SHORT EXERCISE: Where does the string "在等差数列" appear? Copy every line of the entries below that holds it.

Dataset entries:

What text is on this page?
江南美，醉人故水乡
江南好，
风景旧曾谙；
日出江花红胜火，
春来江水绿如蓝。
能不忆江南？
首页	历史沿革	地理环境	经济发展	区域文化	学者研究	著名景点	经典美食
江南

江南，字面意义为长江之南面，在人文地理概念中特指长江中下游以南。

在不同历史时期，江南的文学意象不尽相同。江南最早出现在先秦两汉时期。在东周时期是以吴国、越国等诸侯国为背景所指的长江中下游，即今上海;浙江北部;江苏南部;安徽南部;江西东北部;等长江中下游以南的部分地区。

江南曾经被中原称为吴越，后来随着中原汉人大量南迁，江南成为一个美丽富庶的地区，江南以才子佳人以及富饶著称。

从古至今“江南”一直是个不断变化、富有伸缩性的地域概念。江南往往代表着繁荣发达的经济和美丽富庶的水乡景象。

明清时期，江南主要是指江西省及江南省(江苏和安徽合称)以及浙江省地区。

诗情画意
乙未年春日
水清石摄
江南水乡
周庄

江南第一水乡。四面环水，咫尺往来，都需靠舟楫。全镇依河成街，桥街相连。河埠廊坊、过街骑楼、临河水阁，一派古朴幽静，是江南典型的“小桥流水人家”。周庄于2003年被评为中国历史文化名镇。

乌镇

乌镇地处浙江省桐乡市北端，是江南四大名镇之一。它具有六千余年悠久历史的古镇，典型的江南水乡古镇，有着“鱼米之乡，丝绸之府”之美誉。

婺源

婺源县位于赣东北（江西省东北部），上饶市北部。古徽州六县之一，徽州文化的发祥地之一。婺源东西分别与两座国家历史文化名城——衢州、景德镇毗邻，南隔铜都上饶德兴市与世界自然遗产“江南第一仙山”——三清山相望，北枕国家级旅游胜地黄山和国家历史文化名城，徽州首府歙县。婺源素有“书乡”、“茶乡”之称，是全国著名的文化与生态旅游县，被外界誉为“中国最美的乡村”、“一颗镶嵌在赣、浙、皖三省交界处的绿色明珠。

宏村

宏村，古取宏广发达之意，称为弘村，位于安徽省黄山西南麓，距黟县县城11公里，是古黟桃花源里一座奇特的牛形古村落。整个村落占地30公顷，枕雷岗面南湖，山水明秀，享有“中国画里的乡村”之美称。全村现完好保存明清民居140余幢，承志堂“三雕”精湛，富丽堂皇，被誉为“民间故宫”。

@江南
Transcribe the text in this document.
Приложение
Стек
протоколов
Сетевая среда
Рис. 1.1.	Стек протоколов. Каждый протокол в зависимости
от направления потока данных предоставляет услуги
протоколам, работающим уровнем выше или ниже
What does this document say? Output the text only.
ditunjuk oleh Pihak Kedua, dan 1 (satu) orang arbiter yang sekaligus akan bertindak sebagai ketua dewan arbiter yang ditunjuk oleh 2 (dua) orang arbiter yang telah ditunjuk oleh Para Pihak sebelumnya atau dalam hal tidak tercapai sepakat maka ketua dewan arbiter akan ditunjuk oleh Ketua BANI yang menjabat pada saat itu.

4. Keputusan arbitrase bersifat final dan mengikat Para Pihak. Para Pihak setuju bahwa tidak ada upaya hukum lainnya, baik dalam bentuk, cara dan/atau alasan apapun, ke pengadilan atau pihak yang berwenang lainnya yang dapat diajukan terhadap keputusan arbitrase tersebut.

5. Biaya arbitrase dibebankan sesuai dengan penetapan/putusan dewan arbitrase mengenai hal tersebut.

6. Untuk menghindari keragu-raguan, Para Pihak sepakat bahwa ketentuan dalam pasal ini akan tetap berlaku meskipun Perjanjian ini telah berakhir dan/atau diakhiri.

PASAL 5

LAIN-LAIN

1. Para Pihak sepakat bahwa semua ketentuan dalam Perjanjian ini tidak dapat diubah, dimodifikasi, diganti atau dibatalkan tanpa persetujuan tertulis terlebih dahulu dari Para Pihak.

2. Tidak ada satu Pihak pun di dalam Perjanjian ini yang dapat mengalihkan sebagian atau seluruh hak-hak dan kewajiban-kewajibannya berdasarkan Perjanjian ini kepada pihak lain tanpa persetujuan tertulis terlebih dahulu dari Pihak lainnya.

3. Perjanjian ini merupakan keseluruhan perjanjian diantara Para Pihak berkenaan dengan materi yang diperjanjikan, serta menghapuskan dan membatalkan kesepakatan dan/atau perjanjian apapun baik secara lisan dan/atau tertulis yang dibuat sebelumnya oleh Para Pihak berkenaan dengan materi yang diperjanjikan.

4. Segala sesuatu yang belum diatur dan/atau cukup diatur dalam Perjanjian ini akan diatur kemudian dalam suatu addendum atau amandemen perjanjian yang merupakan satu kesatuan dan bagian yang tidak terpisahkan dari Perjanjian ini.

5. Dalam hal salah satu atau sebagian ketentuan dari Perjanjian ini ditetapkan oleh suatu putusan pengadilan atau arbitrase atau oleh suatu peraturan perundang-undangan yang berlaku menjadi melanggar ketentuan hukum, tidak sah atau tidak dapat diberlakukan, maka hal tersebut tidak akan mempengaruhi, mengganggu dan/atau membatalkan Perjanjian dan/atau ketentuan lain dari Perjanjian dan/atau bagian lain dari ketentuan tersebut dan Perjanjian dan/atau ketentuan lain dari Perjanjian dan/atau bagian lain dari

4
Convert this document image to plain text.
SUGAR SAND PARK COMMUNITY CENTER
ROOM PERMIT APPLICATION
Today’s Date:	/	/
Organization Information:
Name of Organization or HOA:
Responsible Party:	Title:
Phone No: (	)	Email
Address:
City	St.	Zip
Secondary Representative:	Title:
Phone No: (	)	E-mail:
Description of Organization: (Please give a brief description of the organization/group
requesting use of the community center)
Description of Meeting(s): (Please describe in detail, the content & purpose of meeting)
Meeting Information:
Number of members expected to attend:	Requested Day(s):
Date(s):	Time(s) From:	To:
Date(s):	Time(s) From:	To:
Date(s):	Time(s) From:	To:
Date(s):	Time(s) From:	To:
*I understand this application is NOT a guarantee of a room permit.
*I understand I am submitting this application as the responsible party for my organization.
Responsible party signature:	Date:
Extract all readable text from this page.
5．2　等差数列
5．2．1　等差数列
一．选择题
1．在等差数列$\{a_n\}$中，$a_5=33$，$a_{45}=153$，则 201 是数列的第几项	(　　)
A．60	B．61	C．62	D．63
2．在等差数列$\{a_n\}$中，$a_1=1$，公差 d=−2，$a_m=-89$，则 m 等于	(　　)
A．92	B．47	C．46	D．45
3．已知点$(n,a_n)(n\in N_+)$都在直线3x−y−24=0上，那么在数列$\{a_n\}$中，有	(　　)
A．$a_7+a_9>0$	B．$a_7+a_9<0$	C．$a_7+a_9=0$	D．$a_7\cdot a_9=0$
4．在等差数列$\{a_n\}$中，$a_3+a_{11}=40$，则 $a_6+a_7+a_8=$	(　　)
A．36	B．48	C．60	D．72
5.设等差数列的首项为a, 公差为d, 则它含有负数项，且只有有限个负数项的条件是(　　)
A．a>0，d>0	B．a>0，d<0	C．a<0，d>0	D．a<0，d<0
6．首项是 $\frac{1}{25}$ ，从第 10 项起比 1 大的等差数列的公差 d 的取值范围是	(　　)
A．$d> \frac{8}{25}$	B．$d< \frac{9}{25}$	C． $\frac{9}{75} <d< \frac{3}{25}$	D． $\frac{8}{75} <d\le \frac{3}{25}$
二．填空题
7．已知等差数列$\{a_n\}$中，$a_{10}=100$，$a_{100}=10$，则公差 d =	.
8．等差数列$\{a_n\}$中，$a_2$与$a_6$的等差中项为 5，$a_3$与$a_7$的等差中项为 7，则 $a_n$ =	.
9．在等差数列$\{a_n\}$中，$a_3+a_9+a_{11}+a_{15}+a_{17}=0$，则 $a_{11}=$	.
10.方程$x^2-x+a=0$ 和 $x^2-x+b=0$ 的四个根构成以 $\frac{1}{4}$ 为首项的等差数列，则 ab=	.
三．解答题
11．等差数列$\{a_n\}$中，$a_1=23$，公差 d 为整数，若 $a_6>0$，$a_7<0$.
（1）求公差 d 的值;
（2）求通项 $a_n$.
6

FINISHED EXERCISE:
1．在等差数列$\{a_n\}$中，$a_5=33$，$a_{45}=153$，则 201 是数列的第几项	(　　)
2．在等差数列$\{a_n\}$中，$a_1=1$，公差 d=−2，$a_m=-89$，则 m 等于	(　　)
4．在等差数列$\{a_n\}$中，$a_3+a_{11}=40$，则 $a_6+a_7+a_8=$	(　　)
9．在等差数列$\{a_n\}$中，$a_3+a_9+a_{11}+a_{15}+a_{17}=0$，则 $a_{11}=$	.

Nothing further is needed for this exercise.